____ Excerpted records
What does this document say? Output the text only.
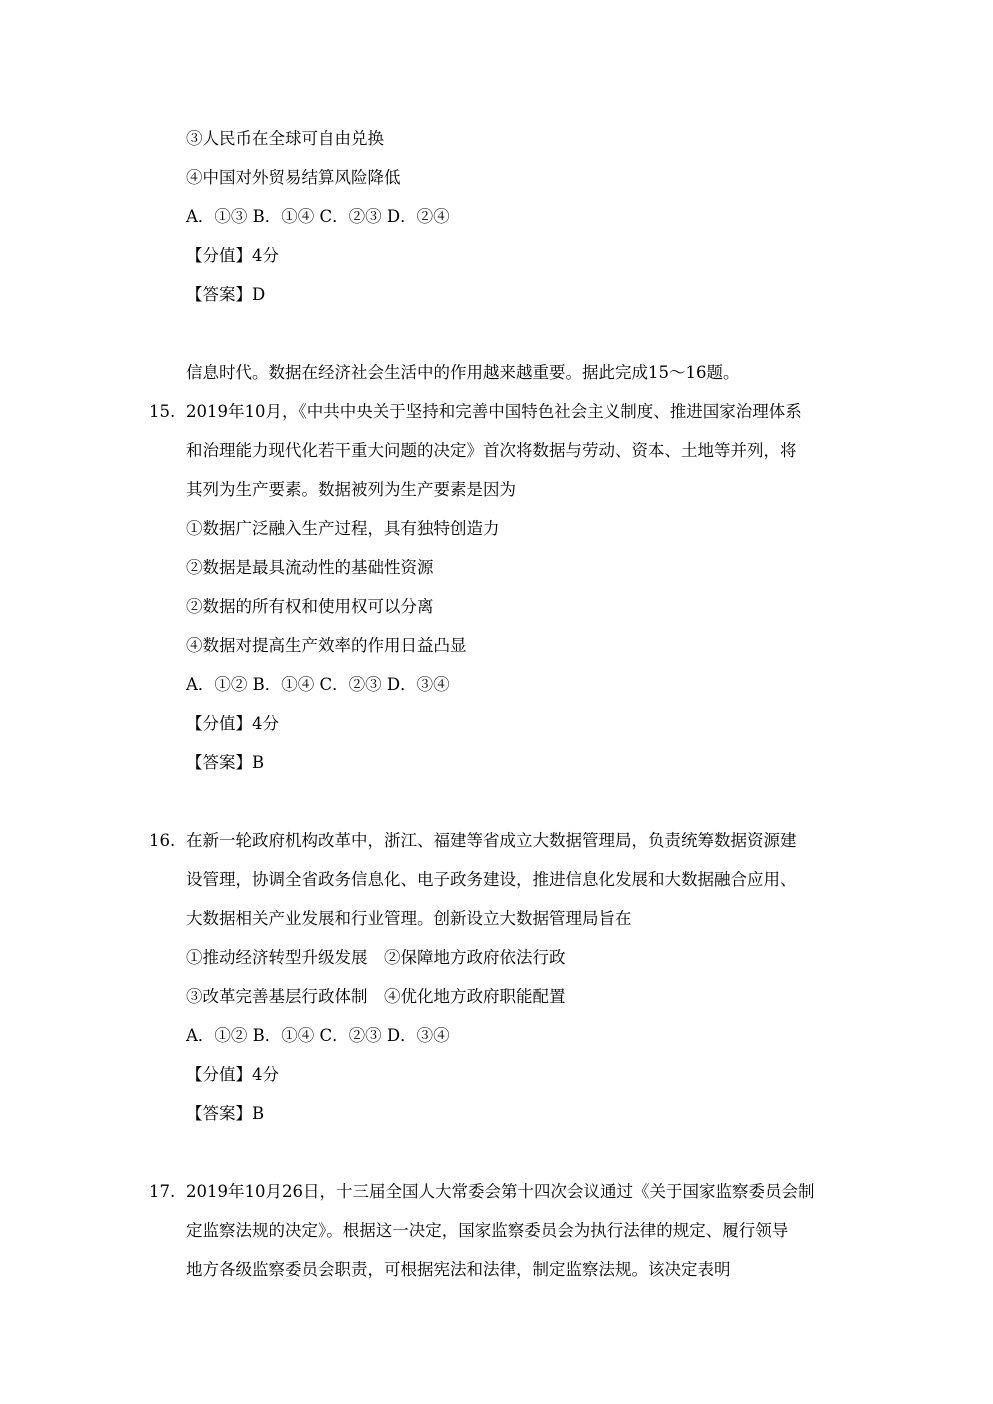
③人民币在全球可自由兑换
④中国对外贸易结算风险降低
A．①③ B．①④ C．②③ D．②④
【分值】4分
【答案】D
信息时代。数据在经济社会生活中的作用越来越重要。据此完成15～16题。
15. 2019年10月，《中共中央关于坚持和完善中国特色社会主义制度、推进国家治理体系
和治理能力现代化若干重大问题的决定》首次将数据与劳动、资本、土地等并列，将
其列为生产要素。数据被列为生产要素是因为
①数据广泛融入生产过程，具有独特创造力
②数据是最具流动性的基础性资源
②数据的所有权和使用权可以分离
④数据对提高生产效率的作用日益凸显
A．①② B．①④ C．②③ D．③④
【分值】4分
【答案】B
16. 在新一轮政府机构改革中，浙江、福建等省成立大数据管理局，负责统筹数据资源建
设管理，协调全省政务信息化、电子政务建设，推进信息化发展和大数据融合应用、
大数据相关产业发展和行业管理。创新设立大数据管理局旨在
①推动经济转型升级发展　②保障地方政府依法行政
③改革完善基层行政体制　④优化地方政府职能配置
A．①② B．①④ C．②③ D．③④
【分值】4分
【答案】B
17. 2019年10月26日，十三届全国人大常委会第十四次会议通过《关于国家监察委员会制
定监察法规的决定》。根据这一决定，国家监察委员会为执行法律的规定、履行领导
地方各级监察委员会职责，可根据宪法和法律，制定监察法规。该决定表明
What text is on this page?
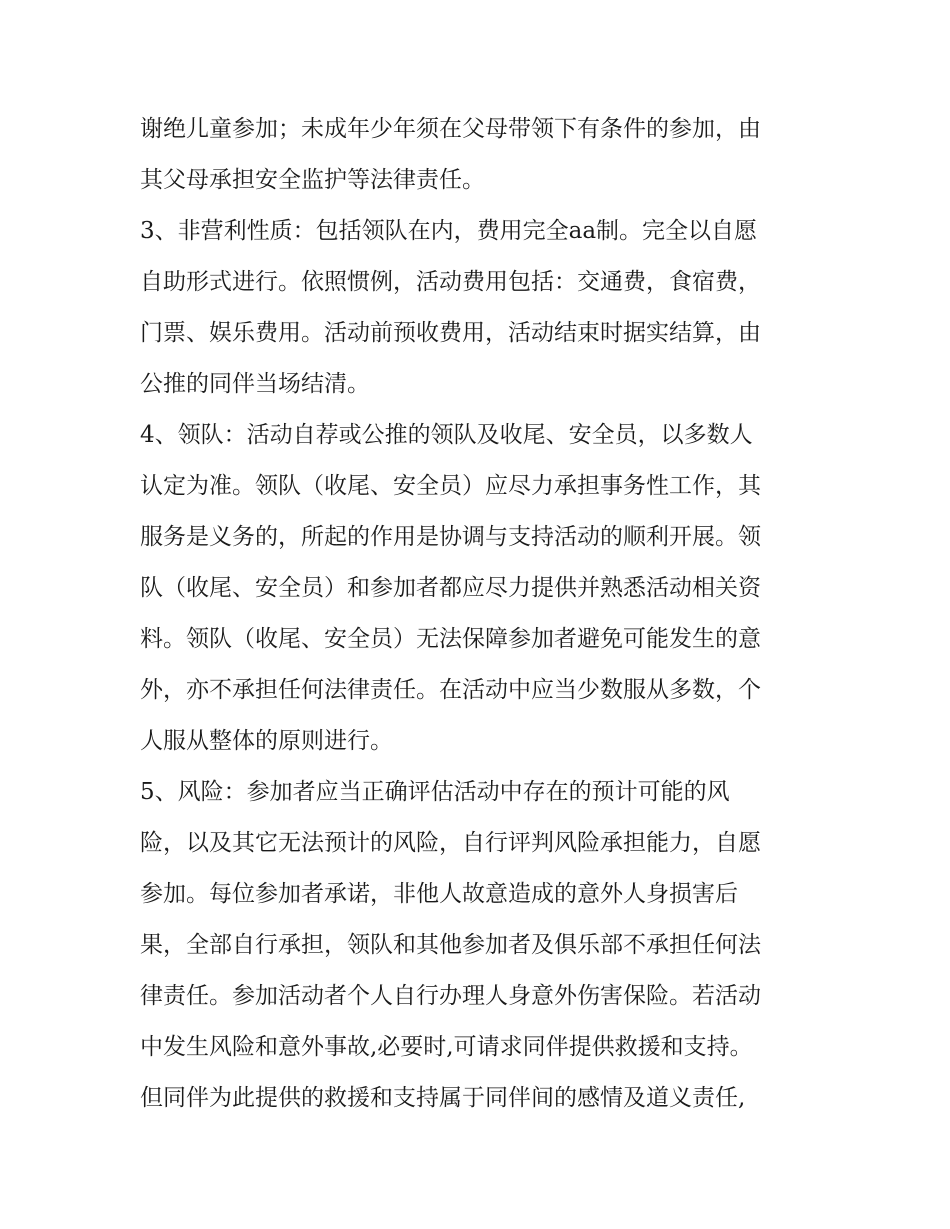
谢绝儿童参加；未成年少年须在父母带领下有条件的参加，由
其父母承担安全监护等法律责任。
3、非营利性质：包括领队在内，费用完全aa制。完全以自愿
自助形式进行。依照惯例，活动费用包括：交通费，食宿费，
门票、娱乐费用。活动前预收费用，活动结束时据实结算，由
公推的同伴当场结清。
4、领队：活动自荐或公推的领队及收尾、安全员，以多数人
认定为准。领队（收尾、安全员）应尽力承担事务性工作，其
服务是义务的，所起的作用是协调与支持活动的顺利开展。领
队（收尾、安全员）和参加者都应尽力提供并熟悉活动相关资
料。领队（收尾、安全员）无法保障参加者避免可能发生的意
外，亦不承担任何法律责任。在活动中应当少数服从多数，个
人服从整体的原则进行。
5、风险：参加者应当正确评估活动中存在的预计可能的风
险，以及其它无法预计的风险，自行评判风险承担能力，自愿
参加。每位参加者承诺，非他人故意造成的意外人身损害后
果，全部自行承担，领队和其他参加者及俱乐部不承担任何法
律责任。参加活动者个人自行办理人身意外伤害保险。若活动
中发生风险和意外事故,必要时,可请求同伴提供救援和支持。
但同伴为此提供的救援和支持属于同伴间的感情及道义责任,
________
Stated exercise
Reply with one number: the count of lines in the entries that include the word "What".

Completed task
2